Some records

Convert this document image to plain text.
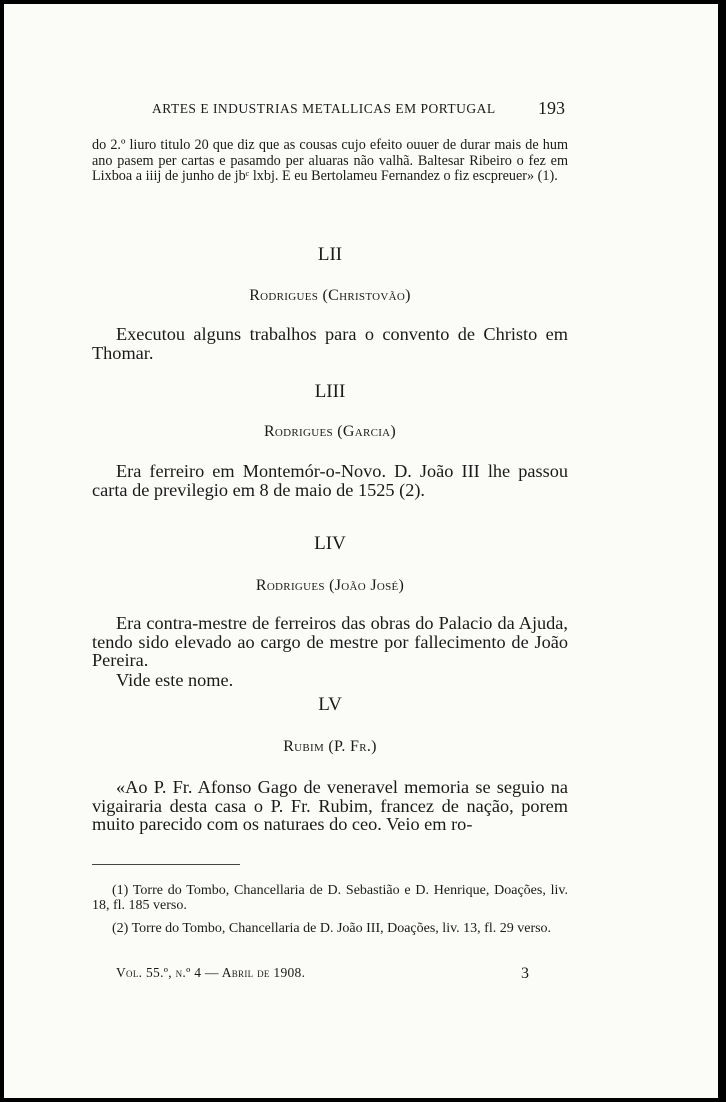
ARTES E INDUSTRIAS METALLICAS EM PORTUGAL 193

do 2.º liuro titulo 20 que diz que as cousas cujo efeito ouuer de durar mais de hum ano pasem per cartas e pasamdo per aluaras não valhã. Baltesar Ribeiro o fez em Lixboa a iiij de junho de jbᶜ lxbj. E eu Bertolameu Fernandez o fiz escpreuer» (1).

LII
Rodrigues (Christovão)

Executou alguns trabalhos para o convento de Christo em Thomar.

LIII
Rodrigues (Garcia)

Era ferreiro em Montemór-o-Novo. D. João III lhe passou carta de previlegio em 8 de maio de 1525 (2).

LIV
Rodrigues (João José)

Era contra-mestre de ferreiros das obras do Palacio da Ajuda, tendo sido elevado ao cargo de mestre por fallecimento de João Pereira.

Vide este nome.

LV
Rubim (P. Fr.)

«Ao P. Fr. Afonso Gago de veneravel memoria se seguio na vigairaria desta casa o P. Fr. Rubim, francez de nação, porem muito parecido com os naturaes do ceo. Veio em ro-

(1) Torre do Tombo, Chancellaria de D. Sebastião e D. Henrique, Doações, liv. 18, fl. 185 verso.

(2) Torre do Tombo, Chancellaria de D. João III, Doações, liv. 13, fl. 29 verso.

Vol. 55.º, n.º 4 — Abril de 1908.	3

...

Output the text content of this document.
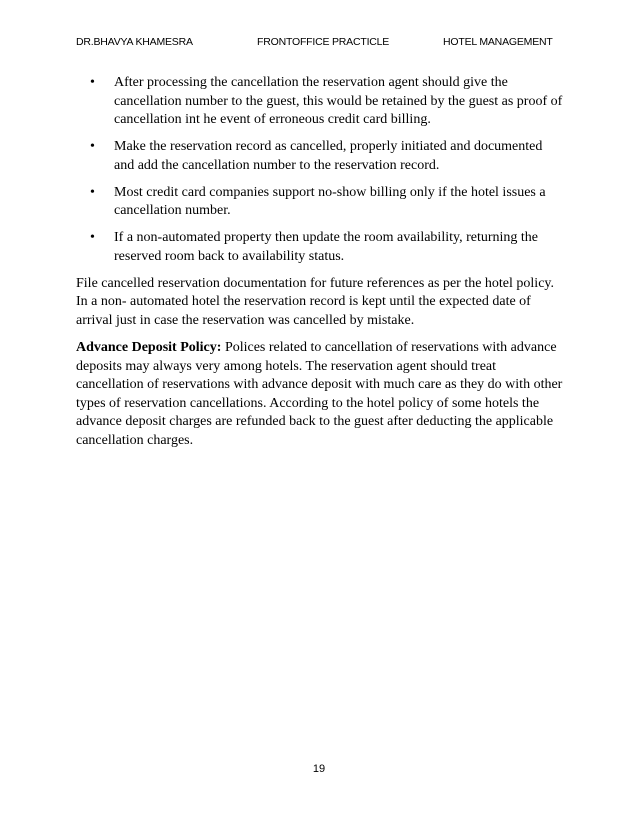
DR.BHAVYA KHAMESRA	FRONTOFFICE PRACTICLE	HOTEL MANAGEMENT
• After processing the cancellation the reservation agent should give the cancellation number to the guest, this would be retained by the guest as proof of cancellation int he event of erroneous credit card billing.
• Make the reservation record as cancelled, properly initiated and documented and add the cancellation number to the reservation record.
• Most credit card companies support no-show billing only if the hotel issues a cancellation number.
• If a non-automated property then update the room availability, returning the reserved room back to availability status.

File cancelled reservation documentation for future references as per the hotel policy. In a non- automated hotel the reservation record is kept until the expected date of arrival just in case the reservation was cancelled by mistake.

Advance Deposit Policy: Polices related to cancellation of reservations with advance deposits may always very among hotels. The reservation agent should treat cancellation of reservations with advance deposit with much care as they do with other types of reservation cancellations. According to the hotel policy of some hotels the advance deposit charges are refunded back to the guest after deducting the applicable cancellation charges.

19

==

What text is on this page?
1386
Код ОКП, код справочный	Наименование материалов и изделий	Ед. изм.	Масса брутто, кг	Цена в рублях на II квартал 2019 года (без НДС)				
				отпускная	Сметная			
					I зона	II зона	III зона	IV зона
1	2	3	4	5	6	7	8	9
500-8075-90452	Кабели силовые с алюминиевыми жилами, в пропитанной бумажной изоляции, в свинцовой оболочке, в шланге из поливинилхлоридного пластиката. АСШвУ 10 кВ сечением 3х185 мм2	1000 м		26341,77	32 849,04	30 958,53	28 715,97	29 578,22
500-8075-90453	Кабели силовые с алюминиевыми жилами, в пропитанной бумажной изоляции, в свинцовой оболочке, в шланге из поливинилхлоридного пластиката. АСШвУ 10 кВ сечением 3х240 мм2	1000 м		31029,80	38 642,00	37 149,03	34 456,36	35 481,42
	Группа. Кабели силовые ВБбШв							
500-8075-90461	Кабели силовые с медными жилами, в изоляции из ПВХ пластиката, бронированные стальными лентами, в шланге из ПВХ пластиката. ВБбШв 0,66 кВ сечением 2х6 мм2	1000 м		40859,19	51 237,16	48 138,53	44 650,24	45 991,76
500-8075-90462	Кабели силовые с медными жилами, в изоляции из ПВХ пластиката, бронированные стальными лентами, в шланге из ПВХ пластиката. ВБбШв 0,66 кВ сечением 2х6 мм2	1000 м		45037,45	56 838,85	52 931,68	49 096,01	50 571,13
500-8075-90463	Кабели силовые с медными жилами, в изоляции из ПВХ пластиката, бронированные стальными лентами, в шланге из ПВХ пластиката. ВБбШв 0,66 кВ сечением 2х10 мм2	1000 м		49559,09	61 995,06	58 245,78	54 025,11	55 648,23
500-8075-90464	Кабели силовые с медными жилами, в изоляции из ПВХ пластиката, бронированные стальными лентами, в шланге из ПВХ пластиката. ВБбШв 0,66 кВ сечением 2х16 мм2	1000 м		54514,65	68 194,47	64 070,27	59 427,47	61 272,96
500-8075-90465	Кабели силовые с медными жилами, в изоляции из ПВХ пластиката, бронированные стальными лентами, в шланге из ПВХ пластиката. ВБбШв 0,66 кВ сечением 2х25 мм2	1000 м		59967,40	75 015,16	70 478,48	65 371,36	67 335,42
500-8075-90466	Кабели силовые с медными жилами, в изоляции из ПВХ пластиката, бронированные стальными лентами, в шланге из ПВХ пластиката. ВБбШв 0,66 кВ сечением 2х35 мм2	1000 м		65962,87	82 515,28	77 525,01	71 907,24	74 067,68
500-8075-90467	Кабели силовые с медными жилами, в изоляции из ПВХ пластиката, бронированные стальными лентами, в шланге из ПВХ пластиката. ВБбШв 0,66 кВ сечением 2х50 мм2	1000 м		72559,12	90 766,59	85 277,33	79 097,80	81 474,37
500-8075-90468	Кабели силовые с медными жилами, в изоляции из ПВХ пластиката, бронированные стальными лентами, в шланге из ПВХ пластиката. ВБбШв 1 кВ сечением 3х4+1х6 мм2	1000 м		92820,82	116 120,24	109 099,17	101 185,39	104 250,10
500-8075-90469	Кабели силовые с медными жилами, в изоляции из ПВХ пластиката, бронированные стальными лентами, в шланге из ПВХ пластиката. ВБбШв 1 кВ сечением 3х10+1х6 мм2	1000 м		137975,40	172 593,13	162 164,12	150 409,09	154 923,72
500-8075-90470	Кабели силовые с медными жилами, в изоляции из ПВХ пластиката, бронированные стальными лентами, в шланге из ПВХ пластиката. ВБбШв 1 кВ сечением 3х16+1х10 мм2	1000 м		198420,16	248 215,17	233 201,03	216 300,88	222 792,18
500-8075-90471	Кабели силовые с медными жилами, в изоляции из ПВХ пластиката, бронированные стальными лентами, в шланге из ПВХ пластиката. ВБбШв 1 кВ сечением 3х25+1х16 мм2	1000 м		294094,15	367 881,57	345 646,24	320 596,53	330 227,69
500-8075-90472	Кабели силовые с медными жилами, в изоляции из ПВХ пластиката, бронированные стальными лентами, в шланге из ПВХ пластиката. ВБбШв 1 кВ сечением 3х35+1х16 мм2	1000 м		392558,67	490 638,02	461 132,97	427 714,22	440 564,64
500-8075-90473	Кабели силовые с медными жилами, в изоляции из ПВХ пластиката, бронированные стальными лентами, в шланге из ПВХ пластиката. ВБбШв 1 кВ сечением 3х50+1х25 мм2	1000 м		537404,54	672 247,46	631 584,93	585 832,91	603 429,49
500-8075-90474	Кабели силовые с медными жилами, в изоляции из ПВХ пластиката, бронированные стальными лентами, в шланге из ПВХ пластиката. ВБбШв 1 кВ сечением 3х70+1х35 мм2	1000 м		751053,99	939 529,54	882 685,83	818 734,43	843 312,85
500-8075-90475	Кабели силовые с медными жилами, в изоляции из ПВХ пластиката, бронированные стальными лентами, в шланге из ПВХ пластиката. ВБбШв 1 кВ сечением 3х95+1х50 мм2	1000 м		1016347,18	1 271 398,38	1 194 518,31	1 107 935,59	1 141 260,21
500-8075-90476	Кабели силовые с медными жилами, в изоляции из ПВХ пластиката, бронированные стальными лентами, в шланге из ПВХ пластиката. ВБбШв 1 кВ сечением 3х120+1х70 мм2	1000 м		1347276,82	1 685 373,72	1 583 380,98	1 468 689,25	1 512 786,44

• **What the task requires**
Say how many lines include the word "this"; reply with the number alone.

• **Response**
4